Information shown
◆ ◆ ◆ ◆
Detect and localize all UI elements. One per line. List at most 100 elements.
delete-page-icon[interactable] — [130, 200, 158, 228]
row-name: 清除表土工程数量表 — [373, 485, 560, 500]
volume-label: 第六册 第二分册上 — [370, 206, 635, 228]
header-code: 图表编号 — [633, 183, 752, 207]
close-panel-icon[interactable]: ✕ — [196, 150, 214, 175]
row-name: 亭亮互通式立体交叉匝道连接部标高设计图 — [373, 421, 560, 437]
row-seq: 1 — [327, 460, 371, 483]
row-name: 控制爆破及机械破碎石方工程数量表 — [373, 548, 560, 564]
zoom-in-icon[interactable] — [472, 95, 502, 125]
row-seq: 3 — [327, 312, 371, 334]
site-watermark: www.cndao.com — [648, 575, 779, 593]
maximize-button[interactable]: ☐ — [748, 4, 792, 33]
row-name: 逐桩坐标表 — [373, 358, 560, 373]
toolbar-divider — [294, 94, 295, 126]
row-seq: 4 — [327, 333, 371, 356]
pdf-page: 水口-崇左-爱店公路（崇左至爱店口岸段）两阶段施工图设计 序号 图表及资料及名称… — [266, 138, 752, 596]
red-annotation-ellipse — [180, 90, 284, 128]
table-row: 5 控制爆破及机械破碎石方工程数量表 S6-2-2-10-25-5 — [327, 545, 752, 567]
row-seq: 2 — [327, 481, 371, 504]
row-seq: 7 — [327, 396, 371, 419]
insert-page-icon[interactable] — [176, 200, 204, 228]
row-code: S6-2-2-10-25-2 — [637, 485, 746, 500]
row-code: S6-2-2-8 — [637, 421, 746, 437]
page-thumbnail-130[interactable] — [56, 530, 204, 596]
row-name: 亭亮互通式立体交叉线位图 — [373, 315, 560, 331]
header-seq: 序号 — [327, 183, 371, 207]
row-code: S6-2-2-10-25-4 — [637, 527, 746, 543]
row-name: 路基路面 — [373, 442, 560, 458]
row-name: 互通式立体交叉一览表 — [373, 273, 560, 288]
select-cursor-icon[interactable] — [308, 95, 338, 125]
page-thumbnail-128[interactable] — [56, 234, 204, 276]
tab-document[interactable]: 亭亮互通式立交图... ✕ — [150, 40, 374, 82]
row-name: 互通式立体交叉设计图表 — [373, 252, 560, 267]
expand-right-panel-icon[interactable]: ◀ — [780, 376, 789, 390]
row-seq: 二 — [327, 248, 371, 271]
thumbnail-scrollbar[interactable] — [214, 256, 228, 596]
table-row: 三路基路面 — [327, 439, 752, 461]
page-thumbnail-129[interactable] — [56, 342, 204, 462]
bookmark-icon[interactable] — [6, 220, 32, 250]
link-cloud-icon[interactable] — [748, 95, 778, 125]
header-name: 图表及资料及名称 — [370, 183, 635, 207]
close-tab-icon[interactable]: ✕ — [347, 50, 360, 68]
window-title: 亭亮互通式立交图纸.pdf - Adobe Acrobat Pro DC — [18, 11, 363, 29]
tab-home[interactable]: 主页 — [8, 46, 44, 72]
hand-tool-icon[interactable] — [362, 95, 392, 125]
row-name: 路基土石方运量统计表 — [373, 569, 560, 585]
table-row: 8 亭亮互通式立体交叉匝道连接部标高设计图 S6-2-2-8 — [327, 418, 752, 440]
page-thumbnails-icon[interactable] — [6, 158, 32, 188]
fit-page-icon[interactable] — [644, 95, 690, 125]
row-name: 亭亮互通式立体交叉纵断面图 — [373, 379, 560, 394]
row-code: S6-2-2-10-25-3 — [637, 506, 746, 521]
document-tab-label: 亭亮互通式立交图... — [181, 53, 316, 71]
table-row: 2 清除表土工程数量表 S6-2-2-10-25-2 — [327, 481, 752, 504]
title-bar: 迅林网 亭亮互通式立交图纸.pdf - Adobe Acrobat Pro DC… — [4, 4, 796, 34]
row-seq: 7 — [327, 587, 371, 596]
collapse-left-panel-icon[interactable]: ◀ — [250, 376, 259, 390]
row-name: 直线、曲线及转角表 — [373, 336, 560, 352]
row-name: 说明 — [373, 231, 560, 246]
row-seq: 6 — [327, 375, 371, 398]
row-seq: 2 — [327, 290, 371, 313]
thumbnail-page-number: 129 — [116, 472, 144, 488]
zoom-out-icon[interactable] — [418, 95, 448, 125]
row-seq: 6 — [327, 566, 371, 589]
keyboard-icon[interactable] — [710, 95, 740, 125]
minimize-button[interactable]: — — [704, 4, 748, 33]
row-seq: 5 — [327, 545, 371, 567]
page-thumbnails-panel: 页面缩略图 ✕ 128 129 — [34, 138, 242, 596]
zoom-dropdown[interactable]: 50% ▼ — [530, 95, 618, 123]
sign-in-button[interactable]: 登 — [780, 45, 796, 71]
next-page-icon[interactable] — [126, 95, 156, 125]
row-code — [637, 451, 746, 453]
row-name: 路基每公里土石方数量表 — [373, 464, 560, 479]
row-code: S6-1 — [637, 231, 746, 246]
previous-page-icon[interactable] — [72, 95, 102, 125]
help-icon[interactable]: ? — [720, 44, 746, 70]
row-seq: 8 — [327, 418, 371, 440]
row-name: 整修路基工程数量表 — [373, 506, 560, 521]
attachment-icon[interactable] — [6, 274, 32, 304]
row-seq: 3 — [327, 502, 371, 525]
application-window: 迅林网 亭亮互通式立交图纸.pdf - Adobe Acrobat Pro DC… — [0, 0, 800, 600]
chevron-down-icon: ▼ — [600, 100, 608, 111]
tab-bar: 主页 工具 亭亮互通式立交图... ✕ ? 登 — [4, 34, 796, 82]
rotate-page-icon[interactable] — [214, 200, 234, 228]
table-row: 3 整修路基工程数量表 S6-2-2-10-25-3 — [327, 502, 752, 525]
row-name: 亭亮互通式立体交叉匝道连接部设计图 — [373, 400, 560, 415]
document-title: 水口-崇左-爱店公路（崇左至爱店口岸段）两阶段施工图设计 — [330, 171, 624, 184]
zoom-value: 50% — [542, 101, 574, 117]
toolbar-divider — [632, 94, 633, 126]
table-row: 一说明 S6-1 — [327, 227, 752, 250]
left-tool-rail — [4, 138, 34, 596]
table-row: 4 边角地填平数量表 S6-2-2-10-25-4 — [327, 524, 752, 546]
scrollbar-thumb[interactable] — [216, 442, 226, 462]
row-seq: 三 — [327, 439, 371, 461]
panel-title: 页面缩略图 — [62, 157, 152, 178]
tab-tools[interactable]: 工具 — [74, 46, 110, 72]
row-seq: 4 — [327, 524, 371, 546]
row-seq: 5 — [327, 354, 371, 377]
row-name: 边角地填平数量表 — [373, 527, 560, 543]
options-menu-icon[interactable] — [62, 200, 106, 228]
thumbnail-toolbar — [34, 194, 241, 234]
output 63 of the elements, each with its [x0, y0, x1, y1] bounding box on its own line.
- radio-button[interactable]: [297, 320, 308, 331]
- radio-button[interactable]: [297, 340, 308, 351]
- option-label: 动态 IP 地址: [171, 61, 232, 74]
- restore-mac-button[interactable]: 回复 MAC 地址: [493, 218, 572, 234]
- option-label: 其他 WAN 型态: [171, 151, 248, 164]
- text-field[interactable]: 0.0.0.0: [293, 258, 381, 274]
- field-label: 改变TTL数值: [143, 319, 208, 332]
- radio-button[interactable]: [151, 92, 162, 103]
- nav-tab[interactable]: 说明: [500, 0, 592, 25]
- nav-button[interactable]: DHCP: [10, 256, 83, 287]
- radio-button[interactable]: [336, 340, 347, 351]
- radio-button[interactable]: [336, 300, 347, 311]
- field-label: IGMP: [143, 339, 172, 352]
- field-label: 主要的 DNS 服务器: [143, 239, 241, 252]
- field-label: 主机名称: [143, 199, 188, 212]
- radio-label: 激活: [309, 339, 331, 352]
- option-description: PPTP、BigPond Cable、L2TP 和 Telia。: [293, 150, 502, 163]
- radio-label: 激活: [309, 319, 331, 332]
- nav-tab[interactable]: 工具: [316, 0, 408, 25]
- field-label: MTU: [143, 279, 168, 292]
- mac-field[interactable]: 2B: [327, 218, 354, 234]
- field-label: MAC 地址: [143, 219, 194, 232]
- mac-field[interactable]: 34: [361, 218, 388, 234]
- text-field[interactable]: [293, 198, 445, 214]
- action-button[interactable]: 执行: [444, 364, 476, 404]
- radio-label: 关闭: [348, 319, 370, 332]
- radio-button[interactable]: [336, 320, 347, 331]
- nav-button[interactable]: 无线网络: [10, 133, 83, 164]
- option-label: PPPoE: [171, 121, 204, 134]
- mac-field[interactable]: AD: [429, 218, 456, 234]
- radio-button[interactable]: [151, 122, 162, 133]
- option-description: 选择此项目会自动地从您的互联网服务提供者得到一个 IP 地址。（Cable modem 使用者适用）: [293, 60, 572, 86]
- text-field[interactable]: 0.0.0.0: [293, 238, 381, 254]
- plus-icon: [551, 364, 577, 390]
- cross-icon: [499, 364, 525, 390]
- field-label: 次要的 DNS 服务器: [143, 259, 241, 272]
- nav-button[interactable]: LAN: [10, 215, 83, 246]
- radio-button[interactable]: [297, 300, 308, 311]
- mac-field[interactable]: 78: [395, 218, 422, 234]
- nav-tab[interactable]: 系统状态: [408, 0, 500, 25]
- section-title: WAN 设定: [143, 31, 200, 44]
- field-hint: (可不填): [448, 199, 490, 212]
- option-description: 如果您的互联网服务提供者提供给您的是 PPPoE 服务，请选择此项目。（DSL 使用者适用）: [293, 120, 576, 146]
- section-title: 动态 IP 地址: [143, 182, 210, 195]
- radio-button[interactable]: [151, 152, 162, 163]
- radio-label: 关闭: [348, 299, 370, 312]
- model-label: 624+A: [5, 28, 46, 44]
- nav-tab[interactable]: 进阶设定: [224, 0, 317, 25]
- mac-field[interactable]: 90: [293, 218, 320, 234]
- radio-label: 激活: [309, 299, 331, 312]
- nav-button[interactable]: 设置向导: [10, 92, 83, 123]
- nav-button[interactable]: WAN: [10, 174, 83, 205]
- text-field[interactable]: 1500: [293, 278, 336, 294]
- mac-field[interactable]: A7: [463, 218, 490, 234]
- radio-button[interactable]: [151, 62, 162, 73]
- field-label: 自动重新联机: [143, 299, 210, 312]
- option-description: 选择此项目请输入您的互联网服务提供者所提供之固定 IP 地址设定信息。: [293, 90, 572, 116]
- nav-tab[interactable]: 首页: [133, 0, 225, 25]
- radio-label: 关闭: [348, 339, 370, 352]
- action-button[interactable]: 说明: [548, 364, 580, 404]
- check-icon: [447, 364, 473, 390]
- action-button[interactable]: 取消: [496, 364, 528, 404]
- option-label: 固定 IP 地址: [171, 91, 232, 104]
◆ ◆ ◆ ◆
Problem to solve
Find every line of the listing above that contains the string "close", matching case exactly, and copy each of those lines.

Output for this exercise
close-panel-icon[interactable]: ✕ — [196, 150, 214, 175]
close-tab-icon[interactable]: ✕ — [347, 50, 360, 68]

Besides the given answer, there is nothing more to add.